━━━━━ Record extracts
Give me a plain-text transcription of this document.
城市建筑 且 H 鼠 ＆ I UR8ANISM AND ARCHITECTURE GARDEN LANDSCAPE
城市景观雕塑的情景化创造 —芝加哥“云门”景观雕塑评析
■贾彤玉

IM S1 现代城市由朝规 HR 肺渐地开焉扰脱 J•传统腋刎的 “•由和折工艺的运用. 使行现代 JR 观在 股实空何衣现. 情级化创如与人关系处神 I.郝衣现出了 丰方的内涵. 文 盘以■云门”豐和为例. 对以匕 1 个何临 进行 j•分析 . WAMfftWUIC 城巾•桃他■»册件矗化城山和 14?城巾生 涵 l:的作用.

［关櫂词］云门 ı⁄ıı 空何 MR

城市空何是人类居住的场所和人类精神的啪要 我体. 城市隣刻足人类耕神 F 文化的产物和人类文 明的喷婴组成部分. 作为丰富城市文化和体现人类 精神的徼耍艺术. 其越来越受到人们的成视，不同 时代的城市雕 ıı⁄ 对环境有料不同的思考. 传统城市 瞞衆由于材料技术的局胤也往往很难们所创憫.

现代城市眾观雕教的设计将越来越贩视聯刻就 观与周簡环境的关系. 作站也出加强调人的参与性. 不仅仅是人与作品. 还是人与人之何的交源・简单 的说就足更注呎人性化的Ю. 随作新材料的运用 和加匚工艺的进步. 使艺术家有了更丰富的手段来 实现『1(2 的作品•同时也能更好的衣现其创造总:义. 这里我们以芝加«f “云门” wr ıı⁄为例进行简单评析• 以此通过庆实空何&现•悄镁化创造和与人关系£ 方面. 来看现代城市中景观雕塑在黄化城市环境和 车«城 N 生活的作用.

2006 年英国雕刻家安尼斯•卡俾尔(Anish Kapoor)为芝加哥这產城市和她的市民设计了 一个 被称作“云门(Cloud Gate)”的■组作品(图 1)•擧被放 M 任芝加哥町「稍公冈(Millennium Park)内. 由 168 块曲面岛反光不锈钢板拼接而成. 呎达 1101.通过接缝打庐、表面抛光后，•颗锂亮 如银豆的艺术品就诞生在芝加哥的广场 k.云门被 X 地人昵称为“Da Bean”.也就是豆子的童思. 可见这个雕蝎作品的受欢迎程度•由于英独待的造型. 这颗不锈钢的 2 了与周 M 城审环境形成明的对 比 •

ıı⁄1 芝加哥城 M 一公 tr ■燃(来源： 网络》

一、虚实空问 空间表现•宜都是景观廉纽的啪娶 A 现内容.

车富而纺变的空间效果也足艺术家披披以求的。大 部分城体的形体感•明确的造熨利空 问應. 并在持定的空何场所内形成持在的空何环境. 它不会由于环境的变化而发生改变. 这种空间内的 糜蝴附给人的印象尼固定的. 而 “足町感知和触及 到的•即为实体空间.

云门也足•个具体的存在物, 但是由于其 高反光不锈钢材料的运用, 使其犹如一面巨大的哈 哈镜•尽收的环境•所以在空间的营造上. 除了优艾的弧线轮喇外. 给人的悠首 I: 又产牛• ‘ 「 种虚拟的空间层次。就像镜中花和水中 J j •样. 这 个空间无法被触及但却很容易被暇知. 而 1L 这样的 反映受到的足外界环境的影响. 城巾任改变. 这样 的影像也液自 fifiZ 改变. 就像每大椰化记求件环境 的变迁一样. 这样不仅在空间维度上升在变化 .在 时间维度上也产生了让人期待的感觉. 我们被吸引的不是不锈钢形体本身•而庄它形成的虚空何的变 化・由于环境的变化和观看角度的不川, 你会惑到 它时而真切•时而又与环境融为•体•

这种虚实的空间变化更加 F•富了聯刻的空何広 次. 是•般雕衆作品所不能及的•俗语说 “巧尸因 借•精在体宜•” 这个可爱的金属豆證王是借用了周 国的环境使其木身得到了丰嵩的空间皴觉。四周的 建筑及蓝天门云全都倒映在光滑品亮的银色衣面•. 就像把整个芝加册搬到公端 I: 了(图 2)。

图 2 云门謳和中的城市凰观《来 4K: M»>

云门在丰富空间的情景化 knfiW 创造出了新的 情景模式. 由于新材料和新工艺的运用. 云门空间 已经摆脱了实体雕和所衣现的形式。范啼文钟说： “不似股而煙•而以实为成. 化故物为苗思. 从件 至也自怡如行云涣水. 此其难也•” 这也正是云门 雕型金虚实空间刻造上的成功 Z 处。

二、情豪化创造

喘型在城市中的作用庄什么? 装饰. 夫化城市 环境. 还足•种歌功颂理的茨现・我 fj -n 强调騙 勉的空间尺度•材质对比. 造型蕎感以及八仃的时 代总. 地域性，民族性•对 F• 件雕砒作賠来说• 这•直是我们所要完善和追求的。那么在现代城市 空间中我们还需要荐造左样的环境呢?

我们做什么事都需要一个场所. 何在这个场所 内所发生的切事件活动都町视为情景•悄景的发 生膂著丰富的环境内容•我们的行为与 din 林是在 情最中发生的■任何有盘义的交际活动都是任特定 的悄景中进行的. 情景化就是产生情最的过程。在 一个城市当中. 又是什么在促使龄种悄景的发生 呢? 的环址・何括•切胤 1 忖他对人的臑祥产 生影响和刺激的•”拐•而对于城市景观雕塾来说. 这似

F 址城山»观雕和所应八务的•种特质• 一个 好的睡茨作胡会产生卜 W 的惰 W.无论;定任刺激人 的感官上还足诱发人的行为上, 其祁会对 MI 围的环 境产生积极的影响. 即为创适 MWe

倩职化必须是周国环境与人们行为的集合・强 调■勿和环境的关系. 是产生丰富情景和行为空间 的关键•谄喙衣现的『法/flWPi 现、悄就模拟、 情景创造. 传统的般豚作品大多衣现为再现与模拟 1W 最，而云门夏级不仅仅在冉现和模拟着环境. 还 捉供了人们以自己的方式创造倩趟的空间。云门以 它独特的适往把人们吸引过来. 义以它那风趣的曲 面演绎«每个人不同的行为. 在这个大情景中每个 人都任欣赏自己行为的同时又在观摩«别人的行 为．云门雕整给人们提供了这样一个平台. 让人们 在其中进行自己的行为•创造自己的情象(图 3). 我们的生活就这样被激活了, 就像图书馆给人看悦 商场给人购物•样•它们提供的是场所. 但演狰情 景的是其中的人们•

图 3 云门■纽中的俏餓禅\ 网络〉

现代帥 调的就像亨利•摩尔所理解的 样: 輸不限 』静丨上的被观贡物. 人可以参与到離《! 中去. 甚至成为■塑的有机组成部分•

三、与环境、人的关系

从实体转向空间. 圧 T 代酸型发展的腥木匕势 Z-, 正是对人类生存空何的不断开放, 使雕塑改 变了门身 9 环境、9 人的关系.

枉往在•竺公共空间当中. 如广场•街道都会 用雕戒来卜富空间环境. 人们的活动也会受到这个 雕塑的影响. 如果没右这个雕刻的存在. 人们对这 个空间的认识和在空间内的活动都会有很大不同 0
━━━━━━━━━━
━━━━━ Record extracts
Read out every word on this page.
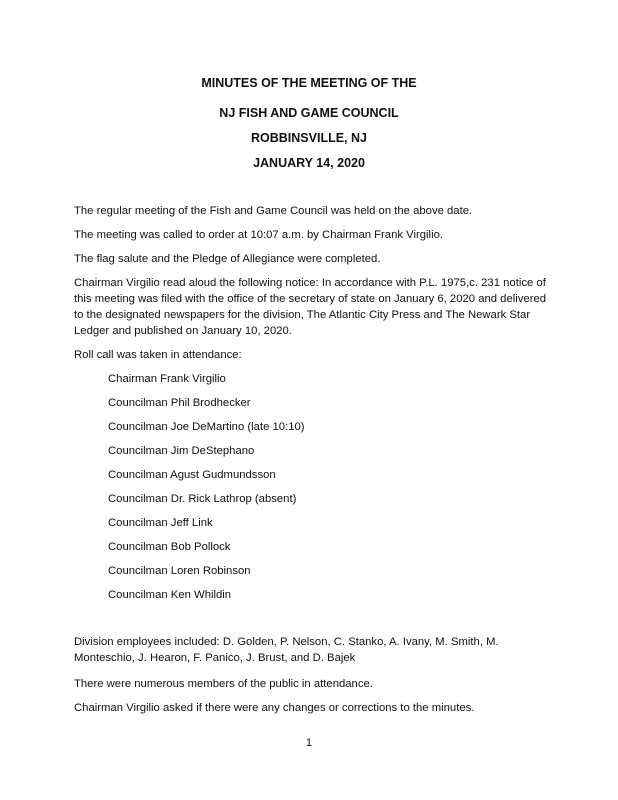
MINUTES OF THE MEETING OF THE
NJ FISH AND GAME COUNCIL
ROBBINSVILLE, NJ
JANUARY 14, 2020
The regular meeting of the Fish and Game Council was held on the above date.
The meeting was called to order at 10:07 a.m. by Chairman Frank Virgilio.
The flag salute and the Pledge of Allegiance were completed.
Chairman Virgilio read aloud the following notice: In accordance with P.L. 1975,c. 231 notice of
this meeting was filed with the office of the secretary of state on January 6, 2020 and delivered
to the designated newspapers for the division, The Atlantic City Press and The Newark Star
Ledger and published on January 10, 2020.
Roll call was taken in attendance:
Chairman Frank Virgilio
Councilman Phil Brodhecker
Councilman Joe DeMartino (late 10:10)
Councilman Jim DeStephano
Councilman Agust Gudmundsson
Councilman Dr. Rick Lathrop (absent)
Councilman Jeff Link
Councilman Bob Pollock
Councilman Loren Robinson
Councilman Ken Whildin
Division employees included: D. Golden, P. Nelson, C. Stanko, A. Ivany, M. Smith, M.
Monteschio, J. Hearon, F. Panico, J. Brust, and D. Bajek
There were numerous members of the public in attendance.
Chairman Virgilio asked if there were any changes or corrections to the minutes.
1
━━━━━━━━━━
Find every line in the records that contains the word "Councilman"; copy those lines.

Councilman Phil Brodhecker
Councilman Joe DeMartino (late 10:10)
Councilman Jim DeStephano
Councilman Agust Gudmundsson
Councilman Dr. Rick Lathrop (absent)
Councilman Jeff Link
Councilman Bob Pollock
Councilman Loren Robinson
Councilman Ken Whildin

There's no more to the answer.